Copy out the items from the first line down to and including the line with "internal frame lines: [211, 227, 548, 403]", with no changes.

-- Begin --

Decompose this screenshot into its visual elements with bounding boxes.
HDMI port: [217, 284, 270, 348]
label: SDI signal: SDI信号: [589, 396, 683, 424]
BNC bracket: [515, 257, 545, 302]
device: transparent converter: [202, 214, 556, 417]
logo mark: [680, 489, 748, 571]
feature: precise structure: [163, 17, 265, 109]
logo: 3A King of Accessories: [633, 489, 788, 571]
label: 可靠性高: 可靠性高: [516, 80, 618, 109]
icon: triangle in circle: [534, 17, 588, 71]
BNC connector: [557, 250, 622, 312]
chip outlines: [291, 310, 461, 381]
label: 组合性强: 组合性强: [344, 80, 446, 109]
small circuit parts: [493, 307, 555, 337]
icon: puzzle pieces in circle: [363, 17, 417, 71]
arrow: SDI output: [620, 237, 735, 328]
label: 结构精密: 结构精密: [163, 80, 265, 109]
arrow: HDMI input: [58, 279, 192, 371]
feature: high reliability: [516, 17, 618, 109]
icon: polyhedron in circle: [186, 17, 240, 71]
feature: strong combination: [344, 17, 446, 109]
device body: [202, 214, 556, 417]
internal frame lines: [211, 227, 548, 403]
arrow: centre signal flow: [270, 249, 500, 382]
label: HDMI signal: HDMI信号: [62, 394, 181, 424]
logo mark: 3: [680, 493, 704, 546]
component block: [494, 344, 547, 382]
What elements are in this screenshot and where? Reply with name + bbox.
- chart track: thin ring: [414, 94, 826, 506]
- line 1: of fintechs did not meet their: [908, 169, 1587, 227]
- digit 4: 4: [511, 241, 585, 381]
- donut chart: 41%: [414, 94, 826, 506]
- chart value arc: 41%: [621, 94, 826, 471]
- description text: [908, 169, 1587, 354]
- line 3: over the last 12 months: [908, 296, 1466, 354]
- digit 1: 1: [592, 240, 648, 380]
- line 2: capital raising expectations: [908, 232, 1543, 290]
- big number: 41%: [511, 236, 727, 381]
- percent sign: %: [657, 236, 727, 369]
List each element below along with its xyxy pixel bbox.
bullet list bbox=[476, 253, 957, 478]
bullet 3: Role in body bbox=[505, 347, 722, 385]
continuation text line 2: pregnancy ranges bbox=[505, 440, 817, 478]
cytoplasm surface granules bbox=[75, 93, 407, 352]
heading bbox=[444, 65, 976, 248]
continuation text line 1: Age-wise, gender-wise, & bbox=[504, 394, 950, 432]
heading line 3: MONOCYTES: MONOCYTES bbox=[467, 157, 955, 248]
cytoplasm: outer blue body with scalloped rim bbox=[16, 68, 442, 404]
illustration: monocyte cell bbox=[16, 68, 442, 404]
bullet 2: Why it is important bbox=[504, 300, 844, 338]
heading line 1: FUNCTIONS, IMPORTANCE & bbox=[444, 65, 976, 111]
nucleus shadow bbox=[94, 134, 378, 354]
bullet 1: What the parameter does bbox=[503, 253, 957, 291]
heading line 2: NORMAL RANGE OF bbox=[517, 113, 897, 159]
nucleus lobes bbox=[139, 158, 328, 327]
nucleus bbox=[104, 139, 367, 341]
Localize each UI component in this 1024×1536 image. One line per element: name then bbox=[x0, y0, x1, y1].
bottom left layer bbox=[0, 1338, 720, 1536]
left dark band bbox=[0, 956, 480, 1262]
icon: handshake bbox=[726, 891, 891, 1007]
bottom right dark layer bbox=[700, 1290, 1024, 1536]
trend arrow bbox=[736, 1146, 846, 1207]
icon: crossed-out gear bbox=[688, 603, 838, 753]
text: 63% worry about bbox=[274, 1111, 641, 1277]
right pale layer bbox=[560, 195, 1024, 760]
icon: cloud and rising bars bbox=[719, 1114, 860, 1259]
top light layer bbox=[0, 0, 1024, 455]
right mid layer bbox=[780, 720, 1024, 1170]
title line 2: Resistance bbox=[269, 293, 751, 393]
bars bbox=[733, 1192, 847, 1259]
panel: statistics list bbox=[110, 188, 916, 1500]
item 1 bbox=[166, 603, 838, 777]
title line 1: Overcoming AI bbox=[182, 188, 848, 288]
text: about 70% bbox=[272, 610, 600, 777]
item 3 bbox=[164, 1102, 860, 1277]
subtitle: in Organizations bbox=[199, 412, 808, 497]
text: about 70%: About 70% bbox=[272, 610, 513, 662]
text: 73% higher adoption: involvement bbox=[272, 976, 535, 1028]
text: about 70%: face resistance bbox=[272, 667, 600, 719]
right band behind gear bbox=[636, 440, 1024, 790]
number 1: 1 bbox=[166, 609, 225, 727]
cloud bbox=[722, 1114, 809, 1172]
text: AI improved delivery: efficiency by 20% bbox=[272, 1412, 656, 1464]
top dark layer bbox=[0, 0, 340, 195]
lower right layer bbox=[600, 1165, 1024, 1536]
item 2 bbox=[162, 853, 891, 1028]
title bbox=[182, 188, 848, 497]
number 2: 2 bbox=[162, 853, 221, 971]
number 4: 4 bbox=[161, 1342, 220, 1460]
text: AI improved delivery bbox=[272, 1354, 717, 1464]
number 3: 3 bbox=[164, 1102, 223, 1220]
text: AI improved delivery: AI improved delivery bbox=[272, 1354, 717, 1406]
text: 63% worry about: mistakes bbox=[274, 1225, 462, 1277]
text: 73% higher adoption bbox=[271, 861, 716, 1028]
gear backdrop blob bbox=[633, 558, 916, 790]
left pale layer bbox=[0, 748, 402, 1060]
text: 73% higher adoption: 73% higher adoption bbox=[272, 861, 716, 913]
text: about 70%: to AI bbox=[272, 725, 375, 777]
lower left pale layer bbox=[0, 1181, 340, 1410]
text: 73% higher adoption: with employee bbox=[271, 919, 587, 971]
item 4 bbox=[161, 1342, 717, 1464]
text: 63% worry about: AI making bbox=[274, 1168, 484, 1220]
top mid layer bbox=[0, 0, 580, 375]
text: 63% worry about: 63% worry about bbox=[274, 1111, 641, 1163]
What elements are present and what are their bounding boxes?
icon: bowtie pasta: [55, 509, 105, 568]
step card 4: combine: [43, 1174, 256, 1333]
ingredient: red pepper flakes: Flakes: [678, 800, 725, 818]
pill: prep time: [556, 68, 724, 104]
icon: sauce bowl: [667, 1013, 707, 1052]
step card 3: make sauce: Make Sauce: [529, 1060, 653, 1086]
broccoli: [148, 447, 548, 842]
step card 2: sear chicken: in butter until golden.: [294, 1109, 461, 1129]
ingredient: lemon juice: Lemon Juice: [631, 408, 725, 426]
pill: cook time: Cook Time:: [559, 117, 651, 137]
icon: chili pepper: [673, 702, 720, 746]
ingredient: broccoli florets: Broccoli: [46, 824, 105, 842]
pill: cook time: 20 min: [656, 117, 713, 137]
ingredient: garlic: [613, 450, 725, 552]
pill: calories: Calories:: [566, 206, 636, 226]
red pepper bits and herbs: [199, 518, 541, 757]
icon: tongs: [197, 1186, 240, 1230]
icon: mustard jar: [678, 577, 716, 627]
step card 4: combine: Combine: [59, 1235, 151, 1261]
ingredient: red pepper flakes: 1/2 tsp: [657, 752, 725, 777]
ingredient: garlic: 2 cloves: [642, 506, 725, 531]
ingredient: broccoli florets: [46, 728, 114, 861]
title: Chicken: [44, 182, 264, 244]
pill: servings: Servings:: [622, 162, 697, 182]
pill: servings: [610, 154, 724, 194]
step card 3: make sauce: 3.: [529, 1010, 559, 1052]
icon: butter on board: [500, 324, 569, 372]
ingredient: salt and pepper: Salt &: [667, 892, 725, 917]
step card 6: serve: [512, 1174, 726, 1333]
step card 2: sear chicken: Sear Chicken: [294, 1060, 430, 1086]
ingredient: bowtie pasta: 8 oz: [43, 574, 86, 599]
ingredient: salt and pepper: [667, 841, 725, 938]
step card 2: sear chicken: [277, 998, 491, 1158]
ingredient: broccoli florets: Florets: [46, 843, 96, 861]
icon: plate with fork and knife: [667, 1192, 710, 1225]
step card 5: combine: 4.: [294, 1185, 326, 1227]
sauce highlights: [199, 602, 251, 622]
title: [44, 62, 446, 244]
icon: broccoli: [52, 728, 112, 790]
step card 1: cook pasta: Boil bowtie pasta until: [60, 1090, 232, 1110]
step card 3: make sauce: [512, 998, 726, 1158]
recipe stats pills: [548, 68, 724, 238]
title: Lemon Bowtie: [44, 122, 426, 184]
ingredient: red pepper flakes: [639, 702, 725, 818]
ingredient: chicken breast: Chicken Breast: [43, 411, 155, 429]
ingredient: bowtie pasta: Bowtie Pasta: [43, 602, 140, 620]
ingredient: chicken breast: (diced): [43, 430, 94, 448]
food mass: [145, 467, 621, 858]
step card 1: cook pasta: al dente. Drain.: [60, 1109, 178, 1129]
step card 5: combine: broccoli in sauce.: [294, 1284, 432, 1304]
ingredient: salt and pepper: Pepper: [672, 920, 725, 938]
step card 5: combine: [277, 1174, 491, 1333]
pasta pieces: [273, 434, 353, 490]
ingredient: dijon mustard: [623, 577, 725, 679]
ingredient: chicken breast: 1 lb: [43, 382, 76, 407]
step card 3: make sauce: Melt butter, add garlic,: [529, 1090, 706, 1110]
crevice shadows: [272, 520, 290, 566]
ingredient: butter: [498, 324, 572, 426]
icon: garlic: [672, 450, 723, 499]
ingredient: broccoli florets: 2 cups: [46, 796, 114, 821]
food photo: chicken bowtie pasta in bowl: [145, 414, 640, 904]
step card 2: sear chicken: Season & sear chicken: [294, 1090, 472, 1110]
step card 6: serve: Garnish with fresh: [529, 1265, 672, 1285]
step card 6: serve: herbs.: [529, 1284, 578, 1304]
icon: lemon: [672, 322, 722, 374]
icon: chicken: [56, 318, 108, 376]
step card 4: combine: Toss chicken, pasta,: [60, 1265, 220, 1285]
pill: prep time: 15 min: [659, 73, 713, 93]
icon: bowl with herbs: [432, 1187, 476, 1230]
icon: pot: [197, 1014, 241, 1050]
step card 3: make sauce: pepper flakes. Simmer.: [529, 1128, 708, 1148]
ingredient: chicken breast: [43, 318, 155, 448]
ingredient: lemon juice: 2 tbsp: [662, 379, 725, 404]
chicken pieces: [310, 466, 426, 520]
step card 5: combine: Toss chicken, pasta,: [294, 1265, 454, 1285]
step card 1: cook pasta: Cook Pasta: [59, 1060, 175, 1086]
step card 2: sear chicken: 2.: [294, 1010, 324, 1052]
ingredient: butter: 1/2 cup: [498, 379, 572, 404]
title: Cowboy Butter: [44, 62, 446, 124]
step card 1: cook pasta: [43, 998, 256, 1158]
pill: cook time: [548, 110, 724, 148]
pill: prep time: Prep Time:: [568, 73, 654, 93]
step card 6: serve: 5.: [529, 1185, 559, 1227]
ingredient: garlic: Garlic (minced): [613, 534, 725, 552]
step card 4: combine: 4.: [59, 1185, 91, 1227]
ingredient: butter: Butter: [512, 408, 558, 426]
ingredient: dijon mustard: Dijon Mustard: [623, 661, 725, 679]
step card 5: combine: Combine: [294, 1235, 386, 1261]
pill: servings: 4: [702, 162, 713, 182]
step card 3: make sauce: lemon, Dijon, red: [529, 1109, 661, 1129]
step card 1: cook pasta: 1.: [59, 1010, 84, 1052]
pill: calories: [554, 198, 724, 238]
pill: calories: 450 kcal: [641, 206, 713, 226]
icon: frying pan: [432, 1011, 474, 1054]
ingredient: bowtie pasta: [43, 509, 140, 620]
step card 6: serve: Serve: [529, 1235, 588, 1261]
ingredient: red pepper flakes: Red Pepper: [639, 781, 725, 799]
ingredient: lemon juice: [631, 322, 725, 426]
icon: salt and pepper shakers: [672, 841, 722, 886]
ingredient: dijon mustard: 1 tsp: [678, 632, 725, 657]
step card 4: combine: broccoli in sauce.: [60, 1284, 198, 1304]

-- End --

§ THE REPLY:
Decompose this screenshot into its visual elements with bounding boxes.
HDMI port: [217, 284, 270, 348]
label: SDI signal: SDI信号: [589, 396, 683, 424]
BNC bracket: [515, 257, 545, 302]
device: transparent converter: [202, 214, 556, 417]
logo mark: [680, 489, 748, 571]
feature: precise structure: [163, 17, 265, 109]
logo: 3A King of Accessories: [633, 489, 788, 571]
label: 可靠性高: 可靠性高: [516, 80, 618, 109]
icon: triangle in circle: [534, 17, 588, 71]
BNC connector: [557, 250, 622, 312]
chip outlines: [291, 310, 461, 381]
label: 组合性强: 组合性强: [344, 80, 446, 109]
small circuit parts: [493, 307, 555, 337]
icon: puzzle pieces in circle: [363, 17, 417, 71]
arrow: SDI output: [620, 237, 735, 328]
label: 结构精密: 结构精密: [163, 80, 265, 109]
arrow: HDMI input: [58, 279, 192, 371]
feature: high reliability: [516, 17, 618, 109]
icon: polyhedron in circle: [186, 17, 240, 71]
feature: strong combination: [344, 17, 446, 109]
device body: [202, 214, 556, 417]
internal frame lines: [211, 227, 548, 403]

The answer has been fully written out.